> Task objective
Tally the lines that hold the string "chevron", and reply with the count alone.

════════════════════

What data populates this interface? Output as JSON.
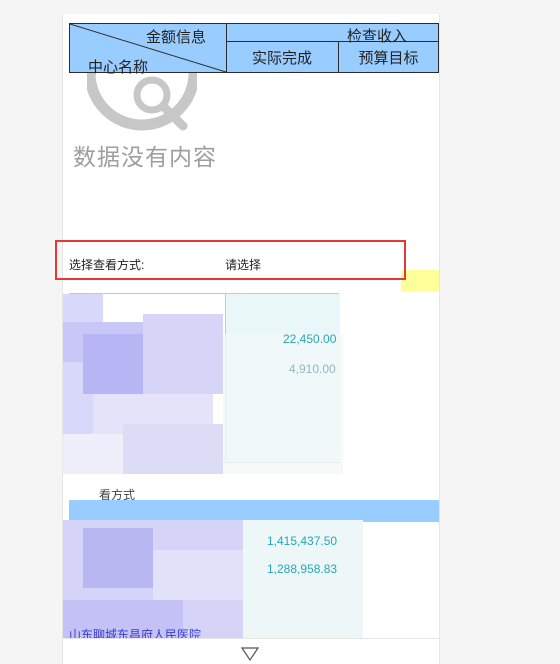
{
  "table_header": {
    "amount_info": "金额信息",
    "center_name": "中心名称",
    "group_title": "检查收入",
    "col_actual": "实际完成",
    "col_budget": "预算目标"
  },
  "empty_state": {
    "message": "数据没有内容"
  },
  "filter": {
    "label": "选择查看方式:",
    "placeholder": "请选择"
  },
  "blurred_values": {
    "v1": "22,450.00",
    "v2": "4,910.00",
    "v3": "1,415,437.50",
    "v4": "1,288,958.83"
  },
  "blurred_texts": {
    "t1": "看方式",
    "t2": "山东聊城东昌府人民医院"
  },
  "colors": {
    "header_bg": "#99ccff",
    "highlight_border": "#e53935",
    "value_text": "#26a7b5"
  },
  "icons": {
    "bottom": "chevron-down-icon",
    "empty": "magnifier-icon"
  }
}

════════════════════

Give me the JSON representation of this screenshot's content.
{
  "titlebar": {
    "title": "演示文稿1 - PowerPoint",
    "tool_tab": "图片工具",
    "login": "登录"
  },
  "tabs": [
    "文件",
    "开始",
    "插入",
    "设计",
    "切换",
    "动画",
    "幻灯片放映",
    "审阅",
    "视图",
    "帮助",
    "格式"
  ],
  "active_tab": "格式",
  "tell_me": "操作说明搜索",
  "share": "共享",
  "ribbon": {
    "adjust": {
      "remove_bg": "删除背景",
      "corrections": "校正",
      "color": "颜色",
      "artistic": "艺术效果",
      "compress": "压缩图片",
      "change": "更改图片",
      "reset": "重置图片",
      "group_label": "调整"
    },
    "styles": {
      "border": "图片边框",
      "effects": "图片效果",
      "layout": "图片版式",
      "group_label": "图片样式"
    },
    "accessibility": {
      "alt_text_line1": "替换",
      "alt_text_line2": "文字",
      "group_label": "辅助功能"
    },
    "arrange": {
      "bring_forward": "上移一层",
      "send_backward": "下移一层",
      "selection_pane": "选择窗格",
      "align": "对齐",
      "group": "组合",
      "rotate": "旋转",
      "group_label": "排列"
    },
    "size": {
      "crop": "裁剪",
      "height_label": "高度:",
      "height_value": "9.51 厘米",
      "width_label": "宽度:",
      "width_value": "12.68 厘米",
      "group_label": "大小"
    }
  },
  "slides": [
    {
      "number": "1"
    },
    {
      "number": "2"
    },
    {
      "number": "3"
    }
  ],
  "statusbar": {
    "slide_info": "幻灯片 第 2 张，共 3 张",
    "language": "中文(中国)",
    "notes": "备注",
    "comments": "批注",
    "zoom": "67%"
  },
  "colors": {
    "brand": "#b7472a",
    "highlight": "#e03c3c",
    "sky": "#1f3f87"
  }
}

════════════════════

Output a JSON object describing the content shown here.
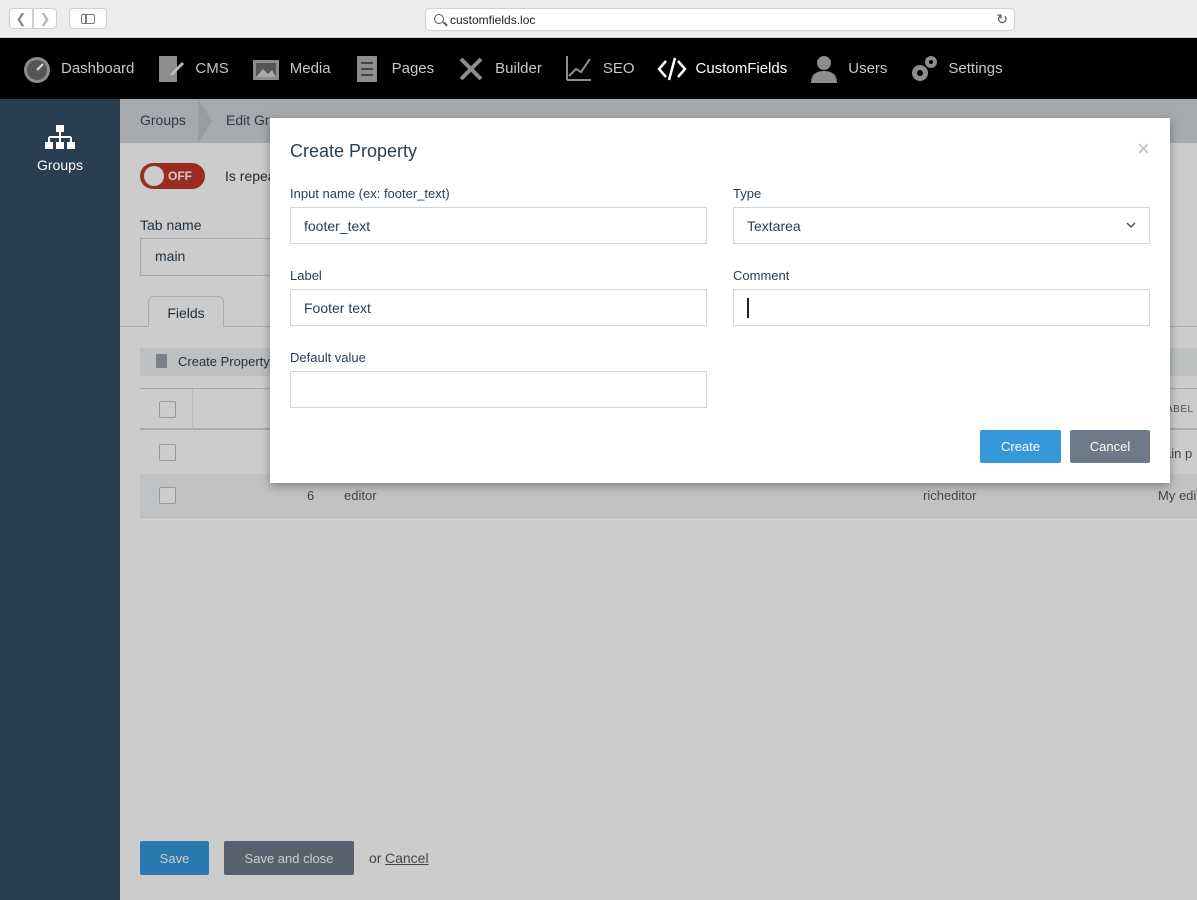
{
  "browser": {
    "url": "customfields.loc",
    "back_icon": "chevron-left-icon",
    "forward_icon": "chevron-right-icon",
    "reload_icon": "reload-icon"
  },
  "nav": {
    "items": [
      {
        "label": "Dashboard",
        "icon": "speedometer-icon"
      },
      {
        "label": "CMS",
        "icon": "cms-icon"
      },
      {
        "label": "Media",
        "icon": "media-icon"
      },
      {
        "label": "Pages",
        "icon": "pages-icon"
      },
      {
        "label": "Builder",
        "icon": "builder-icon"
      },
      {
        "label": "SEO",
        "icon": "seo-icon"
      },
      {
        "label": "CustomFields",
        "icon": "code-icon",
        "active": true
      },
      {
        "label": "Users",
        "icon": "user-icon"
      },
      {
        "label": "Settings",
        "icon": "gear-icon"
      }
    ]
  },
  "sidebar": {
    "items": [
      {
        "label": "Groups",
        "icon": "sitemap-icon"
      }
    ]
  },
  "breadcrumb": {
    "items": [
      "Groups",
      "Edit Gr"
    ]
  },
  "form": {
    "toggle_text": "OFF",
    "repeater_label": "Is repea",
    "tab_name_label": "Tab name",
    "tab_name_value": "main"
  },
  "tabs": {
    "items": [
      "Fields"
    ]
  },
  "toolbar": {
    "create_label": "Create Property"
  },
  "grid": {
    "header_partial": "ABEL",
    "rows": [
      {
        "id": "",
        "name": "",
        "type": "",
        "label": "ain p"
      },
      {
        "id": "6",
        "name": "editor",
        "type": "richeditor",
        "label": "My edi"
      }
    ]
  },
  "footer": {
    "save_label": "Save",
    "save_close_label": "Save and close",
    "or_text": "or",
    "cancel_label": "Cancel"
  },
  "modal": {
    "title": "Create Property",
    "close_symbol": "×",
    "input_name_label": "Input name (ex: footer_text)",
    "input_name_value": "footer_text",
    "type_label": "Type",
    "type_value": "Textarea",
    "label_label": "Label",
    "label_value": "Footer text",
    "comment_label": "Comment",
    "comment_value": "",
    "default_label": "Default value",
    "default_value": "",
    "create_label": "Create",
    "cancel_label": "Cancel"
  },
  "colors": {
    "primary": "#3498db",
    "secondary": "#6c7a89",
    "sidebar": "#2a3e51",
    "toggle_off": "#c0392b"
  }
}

════════════════════

> Answer below
3